_Problem statement_
Rewrite the lines of the items from the line with "x-tick-label: 2023 [1151,763,1209,791]" through the line with "data-label: 10.11 [899,233,980,264]", both included, as a numbered list, leaving out blank lines.

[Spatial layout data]
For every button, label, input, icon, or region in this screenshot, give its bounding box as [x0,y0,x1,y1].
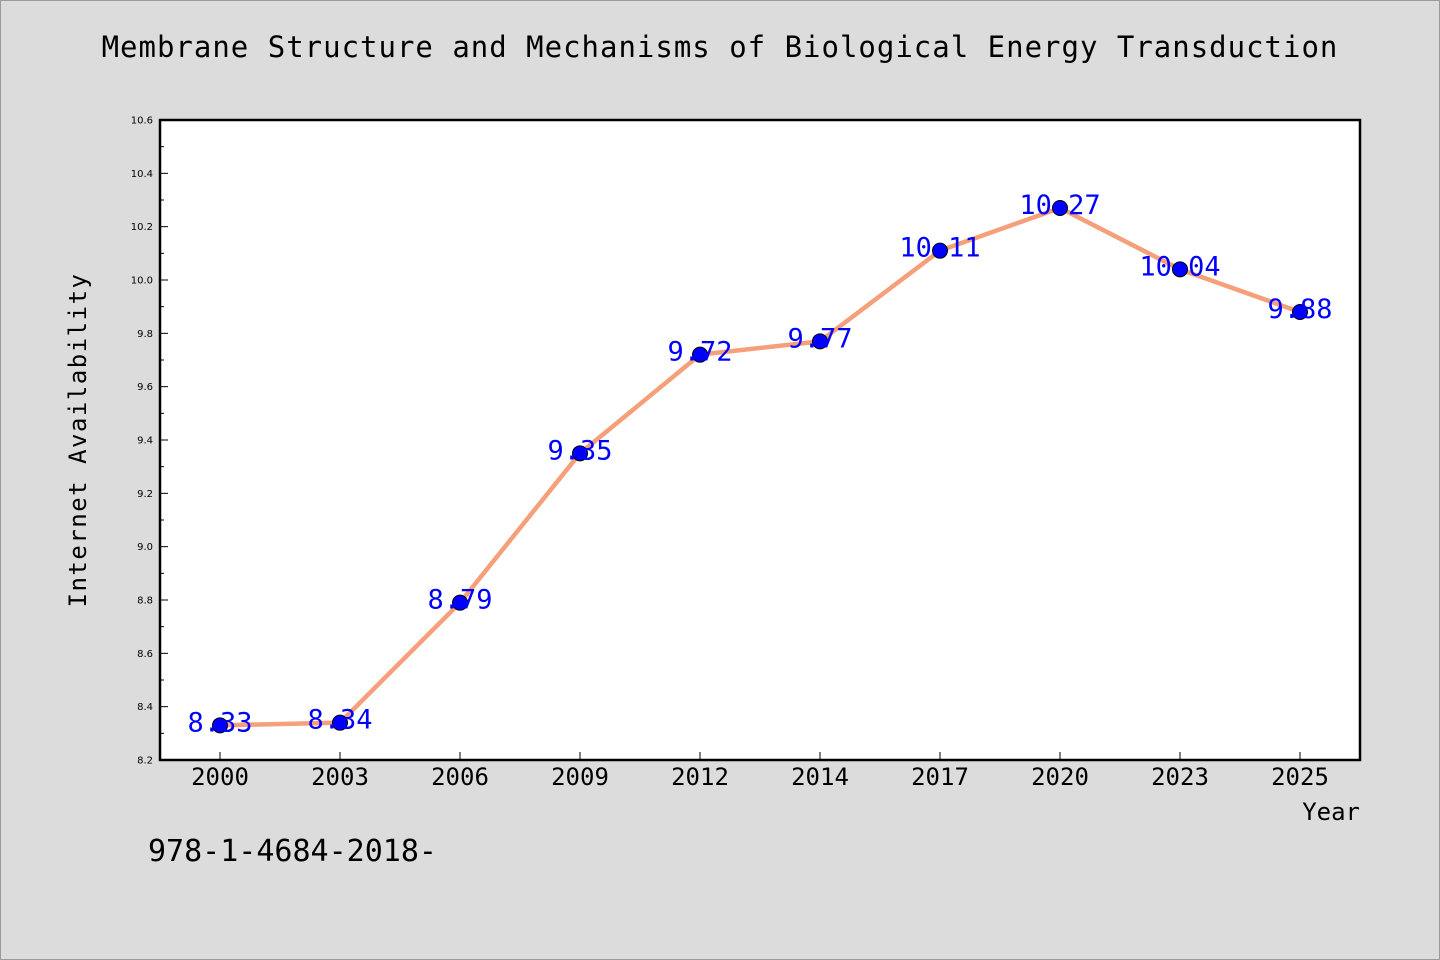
x-tick-label: 2023 [1151,763,1209,791]
x-axis-label: Year [1302,798,1360,826]
data-label: 8.33 [187,707,252,738]
y-tick-label: 9.8 [137,329,153,340]
y-tick-label: 9.4 [137,436,153,447]
x-tick-label: 2000 [191,763,249,791]
x-tick-label: 2003 [311,763,369,791]
data-label: 8.34 [307,705,372,736]
data-label: 10.27 [1019,190,1100,221]
y-tick-label: 9.0 [137,542,153,553]
y-tick-label: 10.2 [131,222,153,233]
plot-border [158,118,1362,762]
data-point [452,594,468,611]
data-point [1172,261,1188,278]
data-label: 10.11 [899,233,980,264]
footer-note: 978-1-4684-2018- [148,834,437,869]
y-tick-label: 8.8 [137,596,153,607]
data-point [332,714,348,731]
x-tick-label: 2012 [671,763,729,791]
data-point [1292,304,1308,320]
data-label: 9.88 [1267,294,1332,325]
x-axis: 2000 2003 2006 2009 2012 2014 2017 2020 2023 2025 [191,752,1329,791]
x-tick-label: 2020 [1031,763,1089,791]
series-layer: 8.33 8.34 8.79 9.35 9.72 9.77 10.11 10.27 10.04 9… [187,190,1332,738]
chart-title: Membrane Structure and Mechanisms of Bio… [101,30,1339,64]
y-tick-label: 8.2 [137,756,153,767]
y-axis-label: Internet Availability [64,273,92,608]
series-line [217,205,1303,728]
data-label: 10.04 [1139,251,1220,282]
y-tick-label: 10.0 [131,276,153,287]
data-label: 9.72 [667,337,732,368]
y-tick-label: 10.6 [131,116,153,127]
data-point [812,333,828,350]
x-tick-label: 2017 [911,763,969,791]
y-tick-label: 8.6 [137,649,153,660]
data-point [1052,200,1068,216]
y-tick-label: 9.6 [137,382,153,393]
data-point [212,717,228,734]
x-tick-label: 2025 [1271,763,1329,791]
y-tick-label: 10.4 [131,169,153,180]
data-label: 9.35 [547,435,612,466]
plot-area [160,120,1360,760]
y-tick-label: 8.4 [137,702,153,713]
x-tick-label: 2009 [551,763,609,791]
x-tick-label: 2014 [791,763,849,791]
x-tick-label: 2006 [431,763,489,791]
data-label: 8.79 [427,585,492,616]
data-point [572,445,588,462]
data-label: 9.77 [787,323,852,354]
data-point [692,346,708,363]
y-tick-label: 9.2 [137,489,153,500]
data-point [932,242,948,259]
y-axis: 8.2 8.4 8.6 8.8 9.0 9.2 9.4 9.6 9.8 10.0 10.2 10.4 1… [131,116,168,767]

_Result for this exercise_
1. x-tick-label: 2023 [1151,763,1209,791]
2. x-axis-label: Year [1302,798,1360,826]
3. data-label: 8.33 [187,707,252,738]
4. y-tick-label: 9.8 [137,329,153,340]
5. y-tick-label: 9.4 [137,436,153,447]
6. x-tick-label: 2000 [191,763,249,791]
7. x-tick-label: 2003 [311,763,369,791]
8. data-label: 8.34 [307,705,372,736]
9. data-label: 10.27 [1019,190,1100,221]
10. y-tick-label: 9.0 [137,542,153,553]
11. y-tick-label: 10.2 [131,222,153,233]
12. plot-border [158,118,1362,762]
13. data-point [452,594,468,611]
14. data-point [1172,261,1188,278]
15. data-label: 10.11 [899,233,980,264]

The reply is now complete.